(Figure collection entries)
※ ※ ※

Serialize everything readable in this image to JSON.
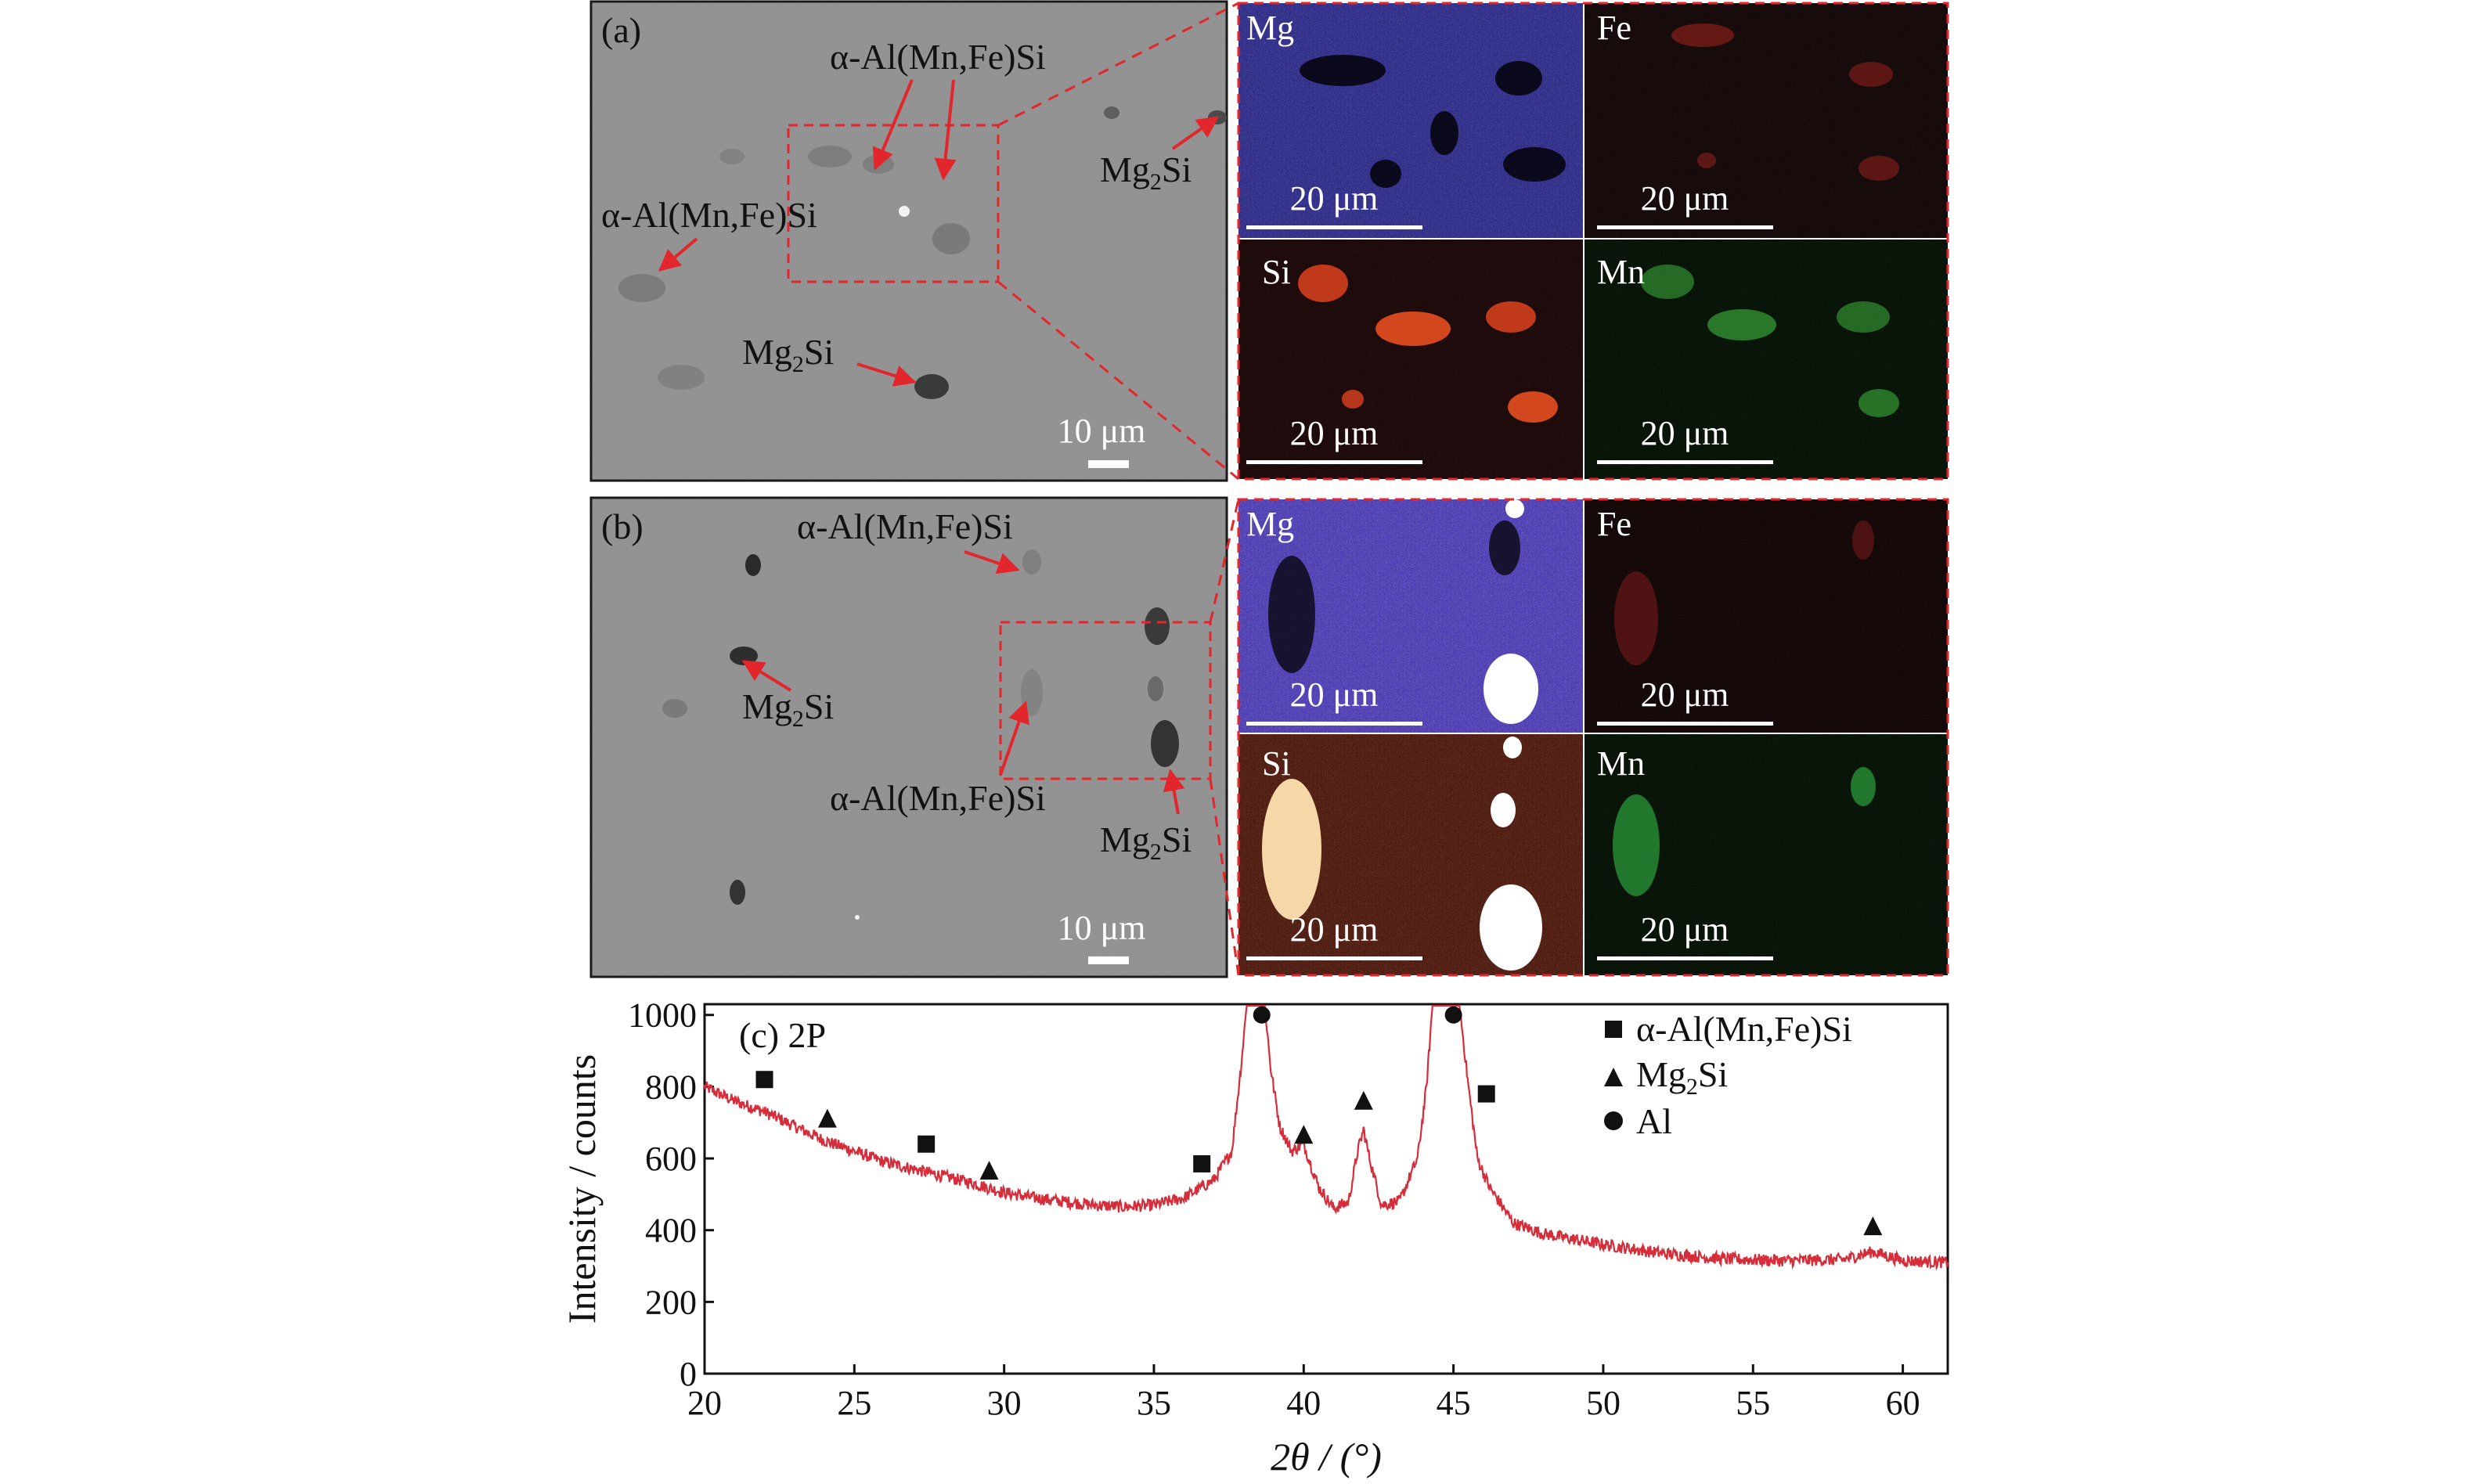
{
  "panel_a": {
    "label": "(a)",
    "annotations": {
      "alpha_top": "α-Al(Mn,Fe)Si",
      "alpha_left": "α-Al(Mn,Fe)Si",
      "mg2si_right_base": "Mg",
      "mg2si_right_sub": "2",
      "mg2si_right_tail": "Si",
      "mg2si_bottom_base": "Mg",
      "mg2si_bottom_sub": "2",
      "mg2si_bottom_tail": "Si"
    },
    "scale_bar": "10 μm",
    "maps": [
      {
        "element": "Mg",
        "scale": "20 μm",
        "color": "#3a38b8"
      },
      {
        "element": "Fe",
        "scale": "20 μm",
        "color": "#a22a22"
      },
      {
        "element": "Si",
        "scale": "20 μm",
        "color": "#c0391a"
      },
      {
        "element": "Mn",
        "scale": "20 μm",
        "color": "#2f8a2f"
      }
    ]
  },
  "panel_b": {
    "label": "(b)",
    "annotations": {
      "alpha_top": "α-Al(Mn,Fe)Si",
      "alpha_bottom": "α-Al(Mn,Fe)Si",
      "mg2si_left_base": "Mg",
      "mg2si_left_sub": "2",
      "mg2si_left_tail": "Si",
      "mg2si_right_base": "Mg",
      "mg2si_right_sub": "2",
      "mg2si_right_tail": "Si"
    },
    "scale_bar": "10 μm",
    "maps": [
      {
        "element": "Mg",
        "scale": "20 μm",
        "color": "#5a48d8"
      },
      {
        "element": "Fe",
        "scale": "20 μm",
        "color": "#8a2020"
      },
      {
        "element": "Si",
        "scale": "20 μm",
        "color": "#d2451c"
      },
      {
        "element": "Mn",
        "scale": "20 μm",
        "color": "#2a9a3a"
      }
    ]
  },
  "chart_data": {
    "type": "line",
    "title": "(c) 2P",
    "xlabel": "2θ / (°)",
    "ylabel": "Intensity / counts",
    "xlim": [
      20,
      61.5
    ],
    "ylim": [
      0,
      1030
    ],
    "x_ticks": [
      20,
      25,
      30,
      35,
      40,
      45,
      50,
      55,
      60
    ],
    "y_ticks": [
      0,
      200,
      400,
      600,
      800,
      1000
    ],
    "line_color": "#d62d3a",
    "series": [
      {
        "values": [
          [
            20,
            800
          ],
          [
            21,
            760
          ],
          [
            22,
            730
          ],
          [
            23,
            690
          ],
          [
            24,
            650
          ],
          [
            25,
            620
          ],
          [
            26,
            590
          ],
          [
            27,
            570
          ],
          [
            28,
            550
          ],
          [
            29,
            530
          ],
          [
            30,
            505
          ],
          [
            31,
            490
          ],
          [
            32,
            480
          ],
          [
            33,
            470
          ],
          [
            34,
            465
          ],
          [
            35,
            470
          ],
          [
            36,
            490
          ],
          [
            37,
            540
          ],
          [
            37.6,
            620
          ],
          [
            37.9,
            850
          ],
          [
            38.1,
            1030
          ],
          [
            38.7,
            1030
          ],
          [
            38.9,
            850
          ],
          [
            39.2,
            690
          ],
          [
            39.6,
            620
          ],
          [
            40.0,
            640
          ],
          [
            40.5,
            520
          ],
          [
            41.0,
            460
          ],
          [
            41.5,
            480
          ],
          [
            41.8,
            620
          ],
          [
            42.0,
            680
          ],
          [
            42.2,
            600
          ],
          [
            42.6,
            470
          ],
          [
            43.2,
            480
          ],
          [
            43.8,
            600
          ],
          [
            44.1,
            800
          ],
          [
            44.3,
            1030
          ],
          [
            45.2,
            1030
          ],
          [
            45.5,
            800
          ],
          [
            45.8,
            600
          ],
          [
            46.2,
            520
          ],
          [
            47,
            420
          ],
          [
            48,
            390
          ],
          [
            50,
            360
          ],
          [
            52,
            335
          ],
          [
            54,
            320
          ],
          [
            56,
            315
          ],
          [
            58,
            318
          ],
          [
            59,
            340
          ],
          [
            60,
            315
          ],
          [
            61.5,
            310
          ]
        ]
      }
    ],
    "legend": {
      "placement": "top-right",
      "entries": [
        {
          "marker": "square",
          "label_base": "α-Al(Mn,Fe)Si",
          "label_sub": "",
          "label_tail": ""
        },
        {
          "marker": "triangle",
          "label_base": "Mg",
          "label_sub": "2",
          "label_tail": "Si"
        },
        {
          "marker": "circle",
          "label_base": "Al",
          "label_sub": "",
          "label_tail": ""
        }
      ]
    },
    "markers": [
      {
        "type": "square",
        "x": 22.0,
        "y": 820
      },
      {
        "type": "triangle",
        "x": 24.1,
        "y": 710
      },
      {
        "type": "square",
        "x": 27.4,
        "y": 640
      },
      {
        "type": "triangle",
        "x": 29.5,
        "y": 565
      },
      {
        "type": "square",
        "x": 36.6,
        "y": 585
      },
      {
        "type": "circle",
        "x": 38.6,
        "y": 1000
      },
      {
        "type": "triangle",
        "x": 40.0,
        "y": 665
      },
      {
        "type": "triangle",
        "x": 42.0,
        "y": 760
      },
      {
        "type": "circle",
        "x": 45.0,
        "y": 1000
      },
      {
        "type": "square",
        "x": 46.1,
        "y": 780
      },
      {
        "type": "triangle",
        "x": 59.0,
        "y": 410
      }
    ]
  }
}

※ ※ ※

Goal: Images do not belong in the copy; reproduce all other parts of the records above verbatim.

Exercise output:
Serialize everything readable in this image to JSON.
{
  "panel_a": {
    "label": "(a)",
    "annotations": {
      "alpha_top": "α-Al(Mn,Fe)Si",
      "alpha_left": "α-Al(Mn,Fe)Si",
      "mg2si_right_base": "Mg",
      "mg2si_right_sub": "2",
      "mg2si_right_tail": "Si",
      "mg2si_bottom_base": "Mg",
      "mg2si_bottom_sub": "2",
      "mg2si_bottom_tail": "Si"
    },
    "scale_bar": "10 μm",
    "maps": [
      {
        "element": "Mg",
        "scale": "20 μm",
        "color": "#3a38b8"
      },
      {
        "element": "Fe",
        "scale": "20 μm",
        "color": "#a22a22"
      },
      {
        "element": "Si",
        "scale": "20 μm",
        "color": "#c0391a"
      },
      {
        "element": "Mn",
        "scale": "20 μm",
        "color": "#2f8a2f"
      }
    ]
  },
  "panel_b": {
    "label": "(b)",
    "annotations": {
      "alpha_top": "α-Al(Mn,Fe)Si",
      "alpha_bottom": "α-Al(Mn,Fe)Si",
      "mg2si_left_base": "Mg",
      "mg2si_left_sub": "2",
      "mg2si_left_tail": "Si",
      "mg2si_right_base": "Mg",
      "mg2si_right_sub": "2",
      "mg2si_right_tail": "Si"
    },
    "scale_bar": "10 μm",
    "maps": [
      {
        "element": "Mg",
        "scale": "20 μm",
        "color": "#5a48d8"
      },
      {
        "element": "Fe",
        "scale": "20 μm",
        "color": "#8a2020"
      },
      {
        "element": "Si",
        "scale": "20 μm",
        "color": "#d2451c"
      },
      {
        "element": "Mn",
        "scale": "20 μm",
        "color": "#2a9a3a"
      }
    ]
  },
  "chart_data": {
    "type": "line",
    "title": "(c) 2P",
    "xlabel": "2θ / (°)",
    "ylabel": "Intensity / counts",
    "xlim": [
      20,
      61.5
    ],
    "ylim": [
      0,
      1030
    ],
    "x_ticks": [
      20,
      25,
      30,
      35,
      40,
      45,
      50,
      55,
      60
    ],
    "y_ticks": [
      0,
      200,
      400,
      600,
      800,
      1000
    ],
    "line_color": "#d62d3a",
    "series": [
      {
        "values": [
          [
            20,
            800
          ],
          [
            21,
            760
          ],
          [
            22,
            730
          ],
          [
            23,
            690
          ],
          [
            24,
            650
          ],
          [
            25,
            620
          ],
          [
            26,
            590
          ],
          [
            27,
            570
          ],
          [
            28,
            550
          ],
          [
            29,
            530
          ],
          [
            30,
            505
          ],
          [
            31,
            490
          ],
          [
            32,
            480
          ],
          [
            33,
            470
          ],
          [
            34,
            465
          ],
          [
            35,
            470
          ],
          [
            36,
            490
          ],
          [
            37,
            540
          ],
          [
            37.6,
            620
          ],
          [
            37.9,
            850
          ],
          [
            38.1,
            1030
          ],
          [
            38.7,
            1030
          ],
          [
            38.9,
            850
          ],
          [
            39.2,
            690
          ],
          [
            39.6,
            620
          ],
          [
            40.0,
            640
          ],
          [
            40.5,
            520
          ],
          [
            41.0,
            460
          ],
          [
            41.5,
            480
          ],
          [
            41.8,
            620
          ],
          [
            42.0,
            680
          ],
          [
            42.2,
            600
          ],
          [
            42.6,
            470
          ],
          [
            43.2,
            480
          ],
          [
            43.8,
            600
          ],
          [
            44.1,
            800
          ],
          [
            44.3,
            1030
          ],
          [
            45.2,
            1030
          ],
          [
            45.5,
            800
          ],
          [
            45.8,
            600
          ],
          [
            46.2,
            520
          ],
          [
            47,
            420
          ],
          [
            48,
            390
          ],
          [
            50,
            360
          ],
          [
            52,
            335
          ],
          [
            54,
            320
          ],
          [
            56,
            315
          ],
          [
            58,
            318
          ],
          [
            59,
            340
          ],
          [
            60,
            315
          ],
          [
            61.5,
            310
          ]
        ]
      }
    ],
    "legend": {
      "placement": "top-right",
      "entries": [
        {
          "marker": "square",
          "label_base": "α-Al(Mn,Fe)Si",
          "label_sub": "",
          "label_tail": ""
        },
        {
          "marker": "triangle",
          "label_base": "Mg",
          "label_sub": "2",
          "label_tail": "Si"
        },
        {
          "marker": "circle",
          "label_base": "Al",
          "label_sub": "",
          "label_tail": ""
        }
      ]
    },
    "markers": [
      {
        "type": "square",
        "x": 22.0,
        "y": 820
      },
      {
        "type": "triangle",
        "x": 24.1,
        "y": 710
      },
      {
        "type": "square",
        "x": 27.4,
        "y": 640
      },
      {
        "type": "triangle",
        "x": 29.5,
        "y": 565
      },
      {
        "type": "square",
        "x": 36.6,
        "y": 585
      },
      {
        "type": "circle",
        "x": 38.6,
        "y": 1000
      },
      {
        "type": "triangle",
        "x": 40.0,
        "y": 665
      },
      {
        "type": "triangle",
        "x": 42.0,
        "y": 760
      },
      {
        "type": "circle",
        "x": 45.0,
        "y": 1000
      },
      {
        "type": "square",
        "x": 46.1,
        "y": 780
      },
      {
        "type": "triangle",
        "x": 59.0,
        "y": 410
      }
    ]
  }
}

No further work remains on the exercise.